Report every line in the listing below where the string "content" shows up.

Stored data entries
════
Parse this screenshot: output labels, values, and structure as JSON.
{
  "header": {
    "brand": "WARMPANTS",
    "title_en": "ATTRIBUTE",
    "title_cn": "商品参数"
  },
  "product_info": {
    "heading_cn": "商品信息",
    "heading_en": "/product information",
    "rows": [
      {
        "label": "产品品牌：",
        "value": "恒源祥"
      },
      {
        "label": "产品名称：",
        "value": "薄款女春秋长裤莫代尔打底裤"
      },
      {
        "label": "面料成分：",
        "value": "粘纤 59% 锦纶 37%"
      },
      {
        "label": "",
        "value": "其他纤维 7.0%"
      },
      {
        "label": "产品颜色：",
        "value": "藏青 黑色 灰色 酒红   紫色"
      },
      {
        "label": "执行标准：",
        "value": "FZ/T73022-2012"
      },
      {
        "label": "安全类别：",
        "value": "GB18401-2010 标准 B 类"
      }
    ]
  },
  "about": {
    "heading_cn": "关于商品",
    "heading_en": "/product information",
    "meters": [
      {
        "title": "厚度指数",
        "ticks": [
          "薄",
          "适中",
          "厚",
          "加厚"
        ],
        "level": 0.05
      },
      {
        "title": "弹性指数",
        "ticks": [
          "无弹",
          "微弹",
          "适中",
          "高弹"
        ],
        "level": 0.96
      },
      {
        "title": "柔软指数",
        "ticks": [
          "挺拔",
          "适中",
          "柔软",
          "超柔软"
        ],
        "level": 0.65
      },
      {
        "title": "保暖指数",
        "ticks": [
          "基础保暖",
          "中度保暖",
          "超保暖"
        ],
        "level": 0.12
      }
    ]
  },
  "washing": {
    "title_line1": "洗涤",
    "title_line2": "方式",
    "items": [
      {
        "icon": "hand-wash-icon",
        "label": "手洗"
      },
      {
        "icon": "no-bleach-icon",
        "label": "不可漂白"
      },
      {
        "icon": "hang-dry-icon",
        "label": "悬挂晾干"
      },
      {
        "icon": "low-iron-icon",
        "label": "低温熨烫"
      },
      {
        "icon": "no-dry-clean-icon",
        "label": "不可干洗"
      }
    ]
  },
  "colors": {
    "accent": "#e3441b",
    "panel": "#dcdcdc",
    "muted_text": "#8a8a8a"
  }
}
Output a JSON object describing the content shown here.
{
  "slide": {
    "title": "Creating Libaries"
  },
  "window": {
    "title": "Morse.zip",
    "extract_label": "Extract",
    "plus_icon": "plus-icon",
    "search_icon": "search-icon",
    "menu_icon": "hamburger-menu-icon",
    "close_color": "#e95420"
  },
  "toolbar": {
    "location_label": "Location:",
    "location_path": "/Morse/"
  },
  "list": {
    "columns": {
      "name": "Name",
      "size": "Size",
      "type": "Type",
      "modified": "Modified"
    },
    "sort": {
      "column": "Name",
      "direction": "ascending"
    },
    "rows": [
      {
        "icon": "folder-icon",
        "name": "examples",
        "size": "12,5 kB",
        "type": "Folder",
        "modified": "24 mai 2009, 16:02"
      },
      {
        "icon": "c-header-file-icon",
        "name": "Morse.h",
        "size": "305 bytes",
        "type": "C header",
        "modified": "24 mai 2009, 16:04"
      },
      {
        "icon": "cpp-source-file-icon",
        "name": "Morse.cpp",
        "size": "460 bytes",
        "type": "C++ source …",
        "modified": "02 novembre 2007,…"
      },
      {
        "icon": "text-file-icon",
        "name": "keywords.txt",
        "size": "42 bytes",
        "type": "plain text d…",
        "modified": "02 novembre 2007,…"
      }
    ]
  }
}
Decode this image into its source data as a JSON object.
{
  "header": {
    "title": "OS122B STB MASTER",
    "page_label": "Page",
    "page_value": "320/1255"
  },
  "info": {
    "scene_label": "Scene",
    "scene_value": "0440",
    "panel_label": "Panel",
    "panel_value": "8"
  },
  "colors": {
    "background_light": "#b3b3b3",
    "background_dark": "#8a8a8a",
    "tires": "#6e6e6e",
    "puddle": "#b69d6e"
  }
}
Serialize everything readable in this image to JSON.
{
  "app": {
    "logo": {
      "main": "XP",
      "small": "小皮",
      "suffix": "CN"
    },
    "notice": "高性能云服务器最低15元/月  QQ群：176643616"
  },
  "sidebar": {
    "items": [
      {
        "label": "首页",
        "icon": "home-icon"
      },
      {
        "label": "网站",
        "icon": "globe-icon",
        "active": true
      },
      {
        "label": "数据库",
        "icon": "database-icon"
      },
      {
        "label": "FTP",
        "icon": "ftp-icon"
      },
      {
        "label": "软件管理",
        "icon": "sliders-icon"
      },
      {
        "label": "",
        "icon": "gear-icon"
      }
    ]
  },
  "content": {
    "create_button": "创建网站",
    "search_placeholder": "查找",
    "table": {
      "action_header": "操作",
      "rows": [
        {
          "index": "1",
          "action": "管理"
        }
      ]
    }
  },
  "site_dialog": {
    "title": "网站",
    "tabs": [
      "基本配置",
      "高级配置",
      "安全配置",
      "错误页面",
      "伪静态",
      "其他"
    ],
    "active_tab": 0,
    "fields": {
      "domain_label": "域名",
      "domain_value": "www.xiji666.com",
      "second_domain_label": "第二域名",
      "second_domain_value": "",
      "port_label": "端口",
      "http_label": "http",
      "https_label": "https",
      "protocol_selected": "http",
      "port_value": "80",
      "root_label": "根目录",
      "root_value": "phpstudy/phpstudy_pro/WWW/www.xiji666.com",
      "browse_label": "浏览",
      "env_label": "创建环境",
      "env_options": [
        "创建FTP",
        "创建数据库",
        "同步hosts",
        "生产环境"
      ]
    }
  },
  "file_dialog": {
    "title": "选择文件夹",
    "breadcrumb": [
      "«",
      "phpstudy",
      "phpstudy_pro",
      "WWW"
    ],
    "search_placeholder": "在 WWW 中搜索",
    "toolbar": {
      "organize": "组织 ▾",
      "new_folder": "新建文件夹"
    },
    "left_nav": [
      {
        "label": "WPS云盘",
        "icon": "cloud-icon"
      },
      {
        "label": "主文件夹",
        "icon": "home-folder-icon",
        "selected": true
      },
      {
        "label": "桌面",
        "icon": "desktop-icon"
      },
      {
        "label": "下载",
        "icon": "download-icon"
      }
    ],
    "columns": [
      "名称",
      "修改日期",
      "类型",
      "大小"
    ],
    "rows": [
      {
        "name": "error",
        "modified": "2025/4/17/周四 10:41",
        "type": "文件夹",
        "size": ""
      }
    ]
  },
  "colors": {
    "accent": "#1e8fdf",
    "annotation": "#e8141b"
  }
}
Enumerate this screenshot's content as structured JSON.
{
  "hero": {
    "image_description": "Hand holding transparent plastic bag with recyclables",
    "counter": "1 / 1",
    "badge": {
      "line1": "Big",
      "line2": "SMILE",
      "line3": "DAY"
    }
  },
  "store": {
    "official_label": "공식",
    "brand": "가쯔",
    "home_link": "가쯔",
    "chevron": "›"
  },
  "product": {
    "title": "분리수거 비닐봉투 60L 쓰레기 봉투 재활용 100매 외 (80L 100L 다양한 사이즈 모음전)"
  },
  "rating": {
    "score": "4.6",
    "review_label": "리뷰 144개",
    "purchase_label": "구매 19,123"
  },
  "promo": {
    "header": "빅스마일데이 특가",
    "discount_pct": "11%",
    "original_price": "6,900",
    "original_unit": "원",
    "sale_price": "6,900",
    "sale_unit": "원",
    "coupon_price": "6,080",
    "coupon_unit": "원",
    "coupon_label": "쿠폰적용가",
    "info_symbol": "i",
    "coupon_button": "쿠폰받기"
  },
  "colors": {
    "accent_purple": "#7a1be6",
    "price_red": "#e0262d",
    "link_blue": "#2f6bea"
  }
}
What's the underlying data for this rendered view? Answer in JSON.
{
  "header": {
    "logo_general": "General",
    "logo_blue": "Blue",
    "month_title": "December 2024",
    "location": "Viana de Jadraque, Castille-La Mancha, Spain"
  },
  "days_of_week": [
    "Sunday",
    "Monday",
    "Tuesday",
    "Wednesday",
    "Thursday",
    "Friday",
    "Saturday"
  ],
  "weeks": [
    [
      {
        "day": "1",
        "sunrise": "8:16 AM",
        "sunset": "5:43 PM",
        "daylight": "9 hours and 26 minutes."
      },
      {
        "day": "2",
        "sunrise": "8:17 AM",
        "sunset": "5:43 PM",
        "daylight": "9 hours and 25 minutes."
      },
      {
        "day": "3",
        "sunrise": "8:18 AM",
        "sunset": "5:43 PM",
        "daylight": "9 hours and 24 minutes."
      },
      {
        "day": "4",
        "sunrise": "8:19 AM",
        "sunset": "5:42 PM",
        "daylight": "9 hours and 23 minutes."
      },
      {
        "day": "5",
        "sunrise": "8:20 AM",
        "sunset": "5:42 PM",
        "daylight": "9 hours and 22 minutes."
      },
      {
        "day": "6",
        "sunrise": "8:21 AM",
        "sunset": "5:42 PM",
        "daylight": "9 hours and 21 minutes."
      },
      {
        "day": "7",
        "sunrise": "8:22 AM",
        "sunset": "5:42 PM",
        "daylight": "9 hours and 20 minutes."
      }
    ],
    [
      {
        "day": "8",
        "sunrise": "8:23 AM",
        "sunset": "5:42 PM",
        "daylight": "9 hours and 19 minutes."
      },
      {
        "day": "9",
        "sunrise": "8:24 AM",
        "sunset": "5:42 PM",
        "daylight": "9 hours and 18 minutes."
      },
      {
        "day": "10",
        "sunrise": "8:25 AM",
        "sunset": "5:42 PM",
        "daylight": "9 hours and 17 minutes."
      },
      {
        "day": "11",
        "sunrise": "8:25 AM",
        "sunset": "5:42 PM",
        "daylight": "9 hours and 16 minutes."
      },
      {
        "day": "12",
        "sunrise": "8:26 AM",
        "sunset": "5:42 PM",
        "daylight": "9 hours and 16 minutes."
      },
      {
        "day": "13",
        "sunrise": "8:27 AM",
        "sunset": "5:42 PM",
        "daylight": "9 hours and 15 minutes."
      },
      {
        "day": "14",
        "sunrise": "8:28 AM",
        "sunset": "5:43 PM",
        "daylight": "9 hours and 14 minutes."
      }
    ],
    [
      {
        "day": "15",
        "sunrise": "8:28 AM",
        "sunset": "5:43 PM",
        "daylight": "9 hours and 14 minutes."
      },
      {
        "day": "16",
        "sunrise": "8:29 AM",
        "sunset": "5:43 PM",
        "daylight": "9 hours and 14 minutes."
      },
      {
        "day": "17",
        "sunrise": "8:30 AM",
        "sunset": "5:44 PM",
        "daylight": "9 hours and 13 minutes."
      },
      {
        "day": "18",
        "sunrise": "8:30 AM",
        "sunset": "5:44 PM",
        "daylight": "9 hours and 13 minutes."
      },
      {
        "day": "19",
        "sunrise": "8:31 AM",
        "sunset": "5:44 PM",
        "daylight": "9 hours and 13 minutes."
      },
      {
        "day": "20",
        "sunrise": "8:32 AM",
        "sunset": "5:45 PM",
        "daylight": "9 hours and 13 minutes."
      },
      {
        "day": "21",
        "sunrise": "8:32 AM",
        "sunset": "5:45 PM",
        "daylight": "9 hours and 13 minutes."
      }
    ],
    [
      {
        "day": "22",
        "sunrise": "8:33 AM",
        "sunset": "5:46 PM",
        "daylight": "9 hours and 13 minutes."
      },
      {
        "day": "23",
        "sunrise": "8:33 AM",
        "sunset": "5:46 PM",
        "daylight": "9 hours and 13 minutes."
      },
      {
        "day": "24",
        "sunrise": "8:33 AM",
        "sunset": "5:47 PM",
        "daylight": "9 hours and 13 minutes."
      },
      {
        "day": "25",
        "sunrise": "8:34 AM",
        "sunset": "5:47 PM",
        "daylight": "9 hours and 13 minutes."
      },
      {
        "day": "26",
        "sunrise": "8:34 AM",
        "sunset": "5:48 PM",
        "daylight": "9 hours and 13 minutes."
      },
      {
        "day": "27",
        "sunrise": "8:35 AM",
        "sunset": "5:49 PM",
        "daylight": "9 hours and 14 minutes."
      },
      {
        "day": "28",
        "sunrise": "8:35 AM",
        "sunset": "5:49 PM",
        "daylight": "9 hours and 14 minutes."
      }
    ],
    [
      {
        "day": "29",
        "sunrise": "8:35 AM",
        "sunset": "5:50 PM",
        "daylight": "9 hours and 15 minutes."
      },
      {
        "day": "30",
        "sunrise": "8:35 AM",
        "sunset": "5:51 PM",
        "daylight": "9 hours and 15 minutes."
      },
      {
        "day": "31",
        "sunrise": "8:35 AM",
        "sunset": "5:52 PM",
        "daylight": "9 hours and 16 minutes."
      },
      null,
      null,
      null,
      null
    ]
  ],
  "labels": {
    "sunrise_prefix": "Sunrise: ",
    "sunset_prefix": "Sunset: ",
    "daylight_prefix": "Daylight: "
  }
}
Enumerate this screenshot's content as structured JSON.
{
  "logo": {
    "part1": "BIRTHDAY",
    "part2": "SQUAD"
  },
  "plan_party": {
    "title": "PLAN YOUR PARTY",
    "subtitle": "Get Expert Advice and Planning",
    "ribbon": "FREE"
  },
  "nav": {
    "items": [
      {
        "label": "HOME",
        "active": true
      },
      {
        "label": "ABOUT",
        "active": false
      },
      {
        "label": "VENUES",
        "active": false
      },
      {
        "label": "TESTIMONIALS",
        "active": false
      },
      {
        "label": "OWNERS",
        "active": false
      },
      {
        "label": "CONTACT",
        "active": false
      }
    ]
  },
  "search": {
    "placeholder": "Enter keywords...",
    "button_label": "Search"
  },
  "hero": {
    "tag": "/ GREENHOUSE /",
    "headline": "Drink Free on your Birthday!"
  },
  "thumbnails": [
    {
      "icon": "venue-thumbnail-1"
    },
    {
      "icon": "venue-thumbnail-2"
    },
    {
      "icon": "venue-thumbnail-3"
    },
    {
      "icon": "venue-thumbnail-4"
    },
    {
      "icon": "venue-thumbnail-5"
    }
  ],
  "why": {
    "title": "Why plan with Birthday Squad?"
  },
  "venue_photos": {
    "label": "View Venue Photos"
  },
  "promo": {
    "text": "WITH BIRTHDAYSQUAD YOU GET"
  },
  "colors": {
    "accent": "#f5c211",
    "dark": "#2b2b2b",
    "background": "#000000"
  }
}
════
→ **Reply**:
Output a JSON object describing the content shown here.
  "content": {
Enumerate this screenshot's content as structured JSON.
Enumerate this screenshot's content as structured JSON.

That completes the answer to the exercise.